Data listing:
━━━

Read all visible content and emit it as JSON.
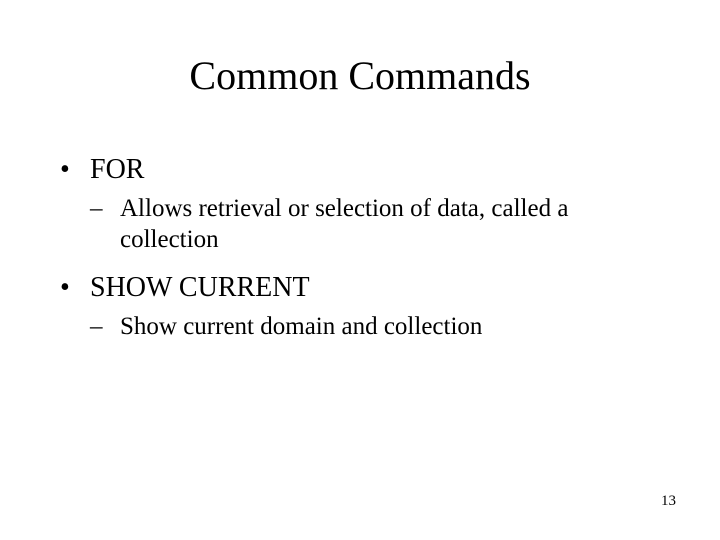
{
  "title": "Common Commands",
  "items": [
    {
      "label": "FOR",
      "sub": [
        "Allows retrieval or selection of data, called a collection"
      ]
    },
    {
      "label": "SHOW CURRENT",
      "sub": [
        "Show current domain and collection"
      ]
    }
  ],
  "page_number": "13"
}
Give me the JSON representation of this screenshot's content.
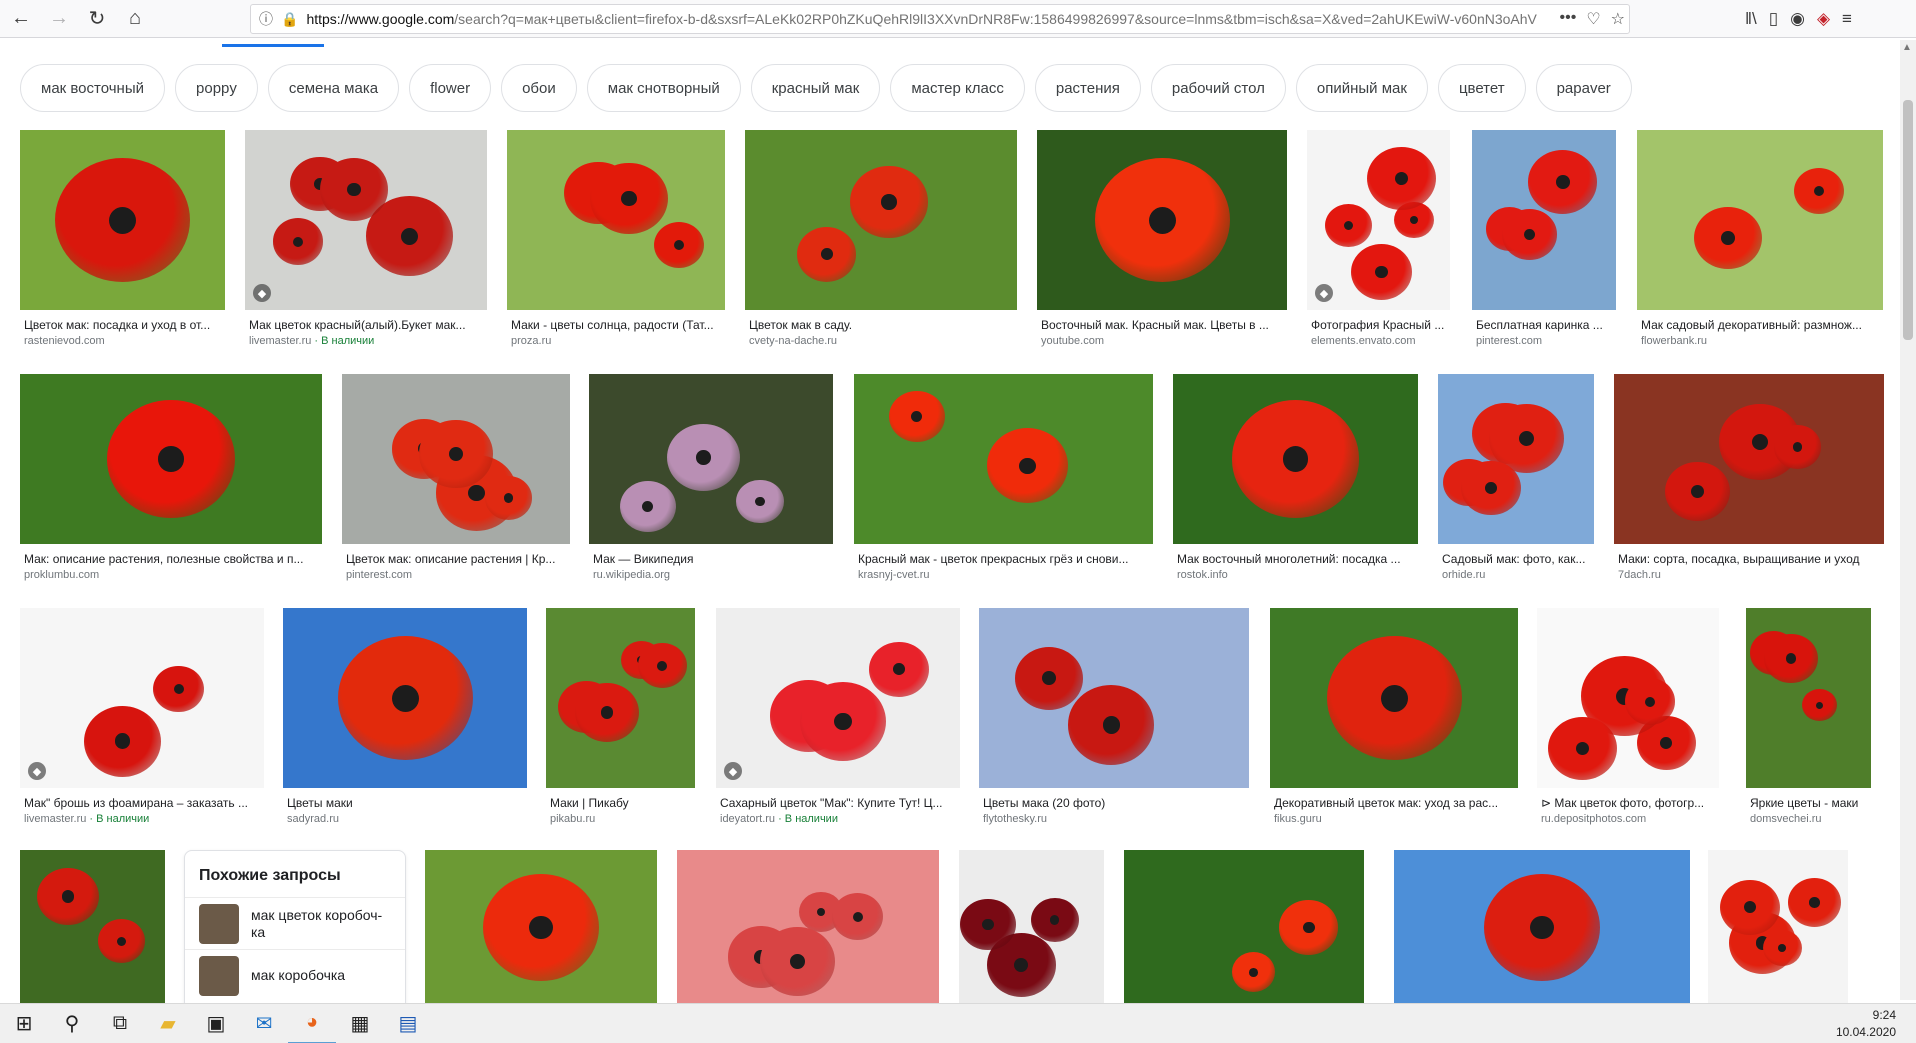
{
  "browser": {
    "url_host": "https://www.google.com",
    "url_rest": "/search?q=мак+цветы&client=firefox-b-d&sxsrf=ALeKk02RP0hZKuQehRl9lI3XXvnDrNR8Fw:1586499826997&source=lnms&tbm=isch&sa=X&ved=2ahUKEwiW-v60nN3oAhV",
    "url_more": "•••",
    "nav": {
      "back": "←",
      "forward": "→",
      "reload": "↻",
      "home": "⌂"
    },
    "icons": {
      "info": "ⓘ",
      "lock": "🔒",
      "pocket": "♡",
      "star": "☆",
      "library": "‖\\",
      "sidebar": "▯",
      "account": "◉",
      "ublock": "◈",
      "menu": "≡"
    }
  },
  "chips": [
    "мак восточный",
    "poppy",
    "семена мака",
    "flower",
    "обои",
    "мак снотворный",
    "красный мак",
    "мастер класс",
    "растения",
    "рабочий стол",
    "опийный мак",
    "цветет",
    "papaver"
  ],
  "images": [
    {
      "caption": "Цветок мак: посадка и уход в от...",
      "source": "rastenievod.com",
      "avail": "",
      "tag": false,
      "palette": [
        "#7aa83b",
        "#d9170c"
      ]
    },
    {
      "caption": "Мак цветок красный(алый).Букет мак...",
      "source": "livemaster.ru",
      "avail": " · В наличии",
      "tag": true,
      "palette": [
        "#d2d3d0",
        "#c61a14"
      ]
    },
    {
      "caption": "Маки - цветы солнца, радости (Тат...",
      "source": "proza.ru",
      "avail": "",
      "tag": false,
      "palette": [
        "#8fb655",
        "#e21a0a"
      ]
    },
    {
      "caption": "Цветок мак в саду.",
      "source": "cvety-na-dache.ru",
      "avail": "",
      "tag": false,
      "palette": [
        "#5b8c2e",
        "#e02b10"
      ]
    },
    {
      "caption": "Восточный мак. Красный мак. Цветы в ...",
      "source": "youtube.com",
      "avail": "",
      "tag": false,
      "palette": [
        "#2e5a1c",
        "#f0300c"
      ]
    },
    {
      "caption": "Фотография Красный ...",
      "source": "elements.envato.com",
      "avail": "",
      "tag": true,
      "palette": [
        "#f4f4f4",
        "#e3170f"
      ]
    },
    {
      "caption": "Бесплатная каринка ...",
      "source": "pinterest.com",
      "avail": "",
      "tag": false,
      "palette": [
        "#7da6cf",
        "#e21a12"
      ]
    },
    {
      "caption": "Мак садовый декоративный: размнож...",
      "source": "flowerbank.ru",
      "avail": "",
      "tag": false,
      "palette": [
        "#a3c46a",
        "#e8220c"
      ]
    },
    {
      "caption": "Мак: описание растения, полезные свойства и п...",
      "source": "proklumbu.com",
      "avail": "",
      "tag": false,
      "palette": [
        "#3e7a22",
        "#e8160a"
      ]
    },
    {
      "caption": "Цветок мак: описание растения | Кр...",
      "source": "pinterest.com",
      "avail": "",
      "tag": false,
      "palette": [
        "#a6aaa6",
        "#e02a12"
      ]
    },
    {
      "caption": "Мак — Википедия",
      "source": "ru.wikipedia.org",
      "avail": "",
      "tag": false,
      "palette": [
        "#3c4a2c",
        "#b98fb4"
      ]
    },
    {
      "caption": "Красный мак - цветок прекрасных грёз и снови...",
      "source": "krasnyj-cvet.ru",
      "avail": "",
      "tag": false,
      "palette": [
        "#4d8a2a",
        "#f02b0a"
      ]
    },
    {
      "caption": "Мак восточный многолетний: посадка ...",
      "source": "rostok.info",
      "avail": "",
      "tag": false,
      "palette": [
        "#2f6a1e",
        "#e62410"
      ]
    },
    {
      "caption": "Садовый мак: фото, как...",
      "source": "orhide.ru",
      "avail": "",
      "tag": false,
      "palette": [
        "#7fa9d8",
        "#e02012"
      ]
    },
    {
      "caption": "Маки: сорта, посадка, выращивание и уход",
      "source": "7dach.ru",
      "avail": "",
      "tag": false,
      "palette": [
        "#8a3422",
        "#d3170e"
      ]
    },
    {
      "caption": "Мак\" брошь из фоамирана – заказать ...",
      "source": "livemaster.ru",
      "avail": " · В наличии",
      "tag": true,
      "palette": [
        "#f6f6f6",
        "#d7140e"
      ]
    },
    {
      "caption": "Цветы маки",
      "source": "sadyrad.ru",
      "avail": "",
      "tag": false,
      "palette": [
        "#3577cc",
        "#e22a0c"
      ]
    },
    {
      "caption": "Маки | Пикабу",
      "source": "pikabu.ru",
      "avail": "",
      "tag": false,
      "palette": [
        "#5a8a32",
        "#da1a10"
      ]
    },
    {
      "caption": "Сахарный цветок \"Мак\": Купите Тут! Ц...",
      "source": "ideyatort.ru",
      "avail": " · В наличии",
      "tag": true,
      "palette": [
        "#eeeeee",
        "#e8222a"
      ]
    },
    {
      "caption": "Цветы мака (20 фото)",
      "source": "flytothesky.ru",
      "avail": "",
      "tag": false,
      "palette": [
        "#9bb1d8",
        "#c81812"
      ]
    },
    {
      "caption": "Декоративный цветок мак: уход за рас...",
      "source": "fikus.guru",
      "avail": "",
      "tag": false,
      "palette": [
        "#3f7a26",
        "#e0230e"
      ]
    },
    {
      "caption": "⊳ Мак цветок фото, фотогр...",
      "source": "ru.depositphotos.com",
      "avail": "",
      "tag": false,
      "palette": [
        "#f9f9f9",
        "#e0180e"
      ]
    },
    {
      "caption": "Яркие цветы - маки",
      "source": "domsvechei.ru",
      "avail": "",
      "tag": false,
      "palette": [
        "#4f7e2a",
        "#d8140c"
      ]
    },
    {
      "caption": "",
      "source": "",
      "avail": "",
      "tag": false,
      "palette": [
        "#3f6a22",
        "#d41a0e"
      ]
    },
    {
      "caption": "",
      "source": "",
      "avail": "",
      "tag": false,
      "palette": [
        "#6c9a34",
        "#ec2a0c"
      ]
    },
    {
      "caption": "",
      "source": "",
      "avail": "",
      "tag": false,
      "palette": [
        "#e88a8a",
        "#d84444"
      ]
    },
    {
      "caption": "",
      "source": "",
      "avail": "",
      "tag": false,
      "palette": [
        "#ececec",
        "#7a0a14"
      ]
    },
    {
      "caption": "",
      "source": "",
      "avail": "",
      "tag": false,
      "palette": [
        "#2f6a1e",
        "#f0300c"
      ]
    },
    {
      "caption": "",
      "source": "",
      "avail": "",
      "tag": false,
      "palette": [
        "#4d8fd8",
        "#dc1e10"
      ]
    },
    {
      "caption": "",
      "source": "",
      "avail": "",
      "tag": false,
      "palette": [
        "#f4f4f4",
        "#e2200e"
      ]
    }
  ],
  "related": {
    "title": "Похожие запросы",
    "items": [
      {
        "label": "мак цветок коробоч-ка"
      },
      {
        "label": "мак коробочка"
      }
    ]
  },
  "taskbar": {
    "time": "9:24",
    "date": "10.04.2020",
    "icons": {
      "start": "⊞",
      "search": "⚲",
      "task_view": "⧉",
      "explorer": "▰",
      "store": "▣",
      "mail": "✉",
      "firefox": "◕",
      "app1": "▦",
      "app2": "▤"
    }
  }
}
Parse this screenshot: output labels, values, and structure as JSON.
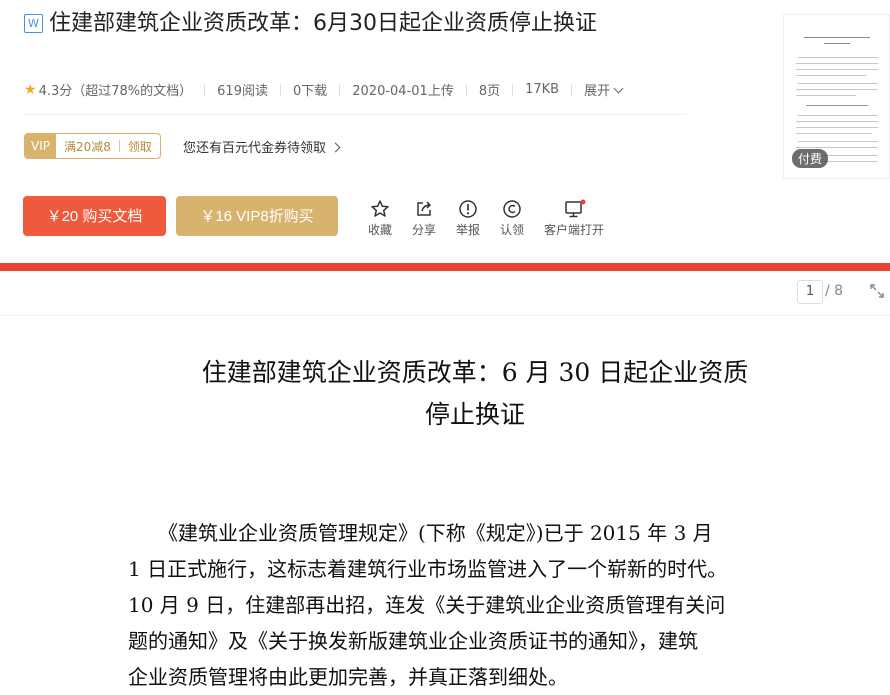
{
  "doc": {
    "type_icon": "W",
    "title": "住建部建筑企业资质改革：6月30日起企业资质停止换证"
  },
  "meta": {
    "rating": "4.3分",
    "rating_note": "（超过78%的文档）",
    "reads": "619阅读",
    "downloads": "0下载",
    "upload_date": "2020-04-01上传",
    "pages": "8页",
    "size": "17KB",
    "expand": "展开"
  },
  "coupon": {
    "vip_tag": "VIP",
    "offer": "满20减8",
    "claim": "领取",
    "link_text": "您还有百元代金券待领取"
  },
  "buttons": {
    "buy": "￥20 购买文档",
    "vip_buy": "￥16 VIP8折购买"
  },
  "actions": [
    {
      "label": "收藏",
      "icon": "star-outline-icon"
    },
    {
      "label": "分享",
      "icon": "share-icon"
    },
    {
      "label": "举报",
      "icon": "report-icon"
    },
    {
      "label": "认领",
      "icon": "copyright-icon"
    },
    {
      "label": "客户端打开",
      "icon": "monitor-icon"
    }
  ],
  "thumbnail": {
    "badge": "付费"
  },
  "viewer": {
    "current_page": "1",
    "total_pages": "/ 8"
  },
  "content": {
    "heading_line1": "住建部建筑企业资质改革：6 月 30 日起企业资质",
    "heading_line2": "停止换证",
    "body_lines": [
      "　　《建筑业企业资质管理规定》(下称《规定》)已于 2015 年 3 月",
      "1 日正式施行，这标志着建筑行业市场监管进入了一个崭新的时代。",
      "10 月 9 日，住建部再出招，连发《关于建筑业企业资质管理有关问",
      "题的通知》及《关于换发新版建筑业企业资质证书的通知》，建筑",
      "企业资质管理将由此更加完善，并真正落到细处。"
    ]
  },
  "colors": {
    "accent_red": "#f05a3c",
    "vip_gold": "#d8b36e",
    "reader_bar": "#e8432e",
    "star": "#f5a623",
    "notification_dot": "#e8432e"
  }
}
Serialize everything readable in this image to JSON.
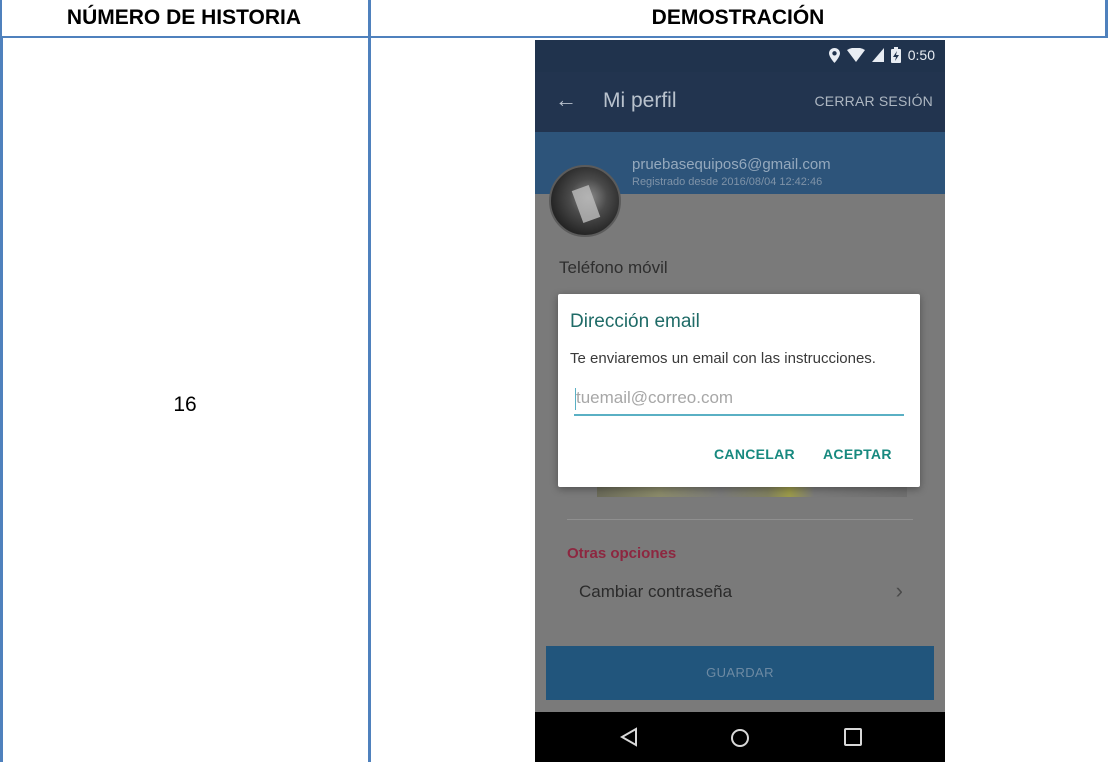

━━━

- [Task goal]:
Begin with the line that contains "Parse this screenshot: output" and copy every line through the end of the listing, exactly as written, both ends included. Pictures are not part of the copy.

- [Task solution]:
Parse this screenshot: output labels, values, and structure as JSON.
{
  "doc": {
    "type_icon": "W",
    "title": "住建部建筑企业资质改革：6月30日起企业资质停止换证"
  },
  "meta": {
    "rating": "4.3分",
    "rating_note": "（超过78%的文档）",
    "reads": "619阅读",
    "downloads": "0下载",
    "upload_date": "2020-04-01上传",
    "pages": "8页",
    "size": "17KB",
    "expand": "展开"
  },
  "coupon": {
    "vip_tag": "VIP",
    "offer": "满20减8",
    "claim": "领取",
    "link_text": "您还有百元代金券待领取"
  },
  "buttons": {
    "buy": "￥20 购买文档",
    "vip_buy": "￥16 VIP8折购买"
  },
  "actions": [
    {
      "label": "收藏",
      "icon": "star-outline-icon"
    },
    {
      "label": "分享",
      "icon": "share-icon"
    },
    {
      "label": "举报",
      "icon": "report-icon"
    },
    {
      "label": "认领",
      "icon": "copyright-icon"
    },
    {
      "label": "客户端打开",
      "icon": "monitor-icon"
    }
  ],
  "thumbnail": {
    "badge": "付费"
  },
  "viewer": {
    "current_page": "1",
    "total_pages": "/ 8"
  },
  "content": {
    "heading_line1": "住建部建筑企业资质改革：6 月 30 日起企业资质",
    "heading_line2": "停止换证",
    "body_lines": [
      "　　《建筑业企业资质管理规定》(下称《规定》)已于 2015 年 3 月",
      "1 日正式施行，这标志着建筑行业市场监管进入了一个崭新的时代。",
      "10 月 9 日，住建部再出招，连发《关于建筑业企业资质管理有关问",
      "题的通知》及《关于换发新版建筑业企业资质证书的通知》，建筑",
      "企业资质管理将由此更加完善，并真正落到细处。"
    ]
  },
  "colors": {
    "accent_red": "#f05a3c",
    "vip_gold": "#d8b36e",
    "reader_bar": "#e8432e",
    "star": "#f5a623",
    "notification_dot": "#e8432e"
  }
}
Serialize everything readable in this image to JSON.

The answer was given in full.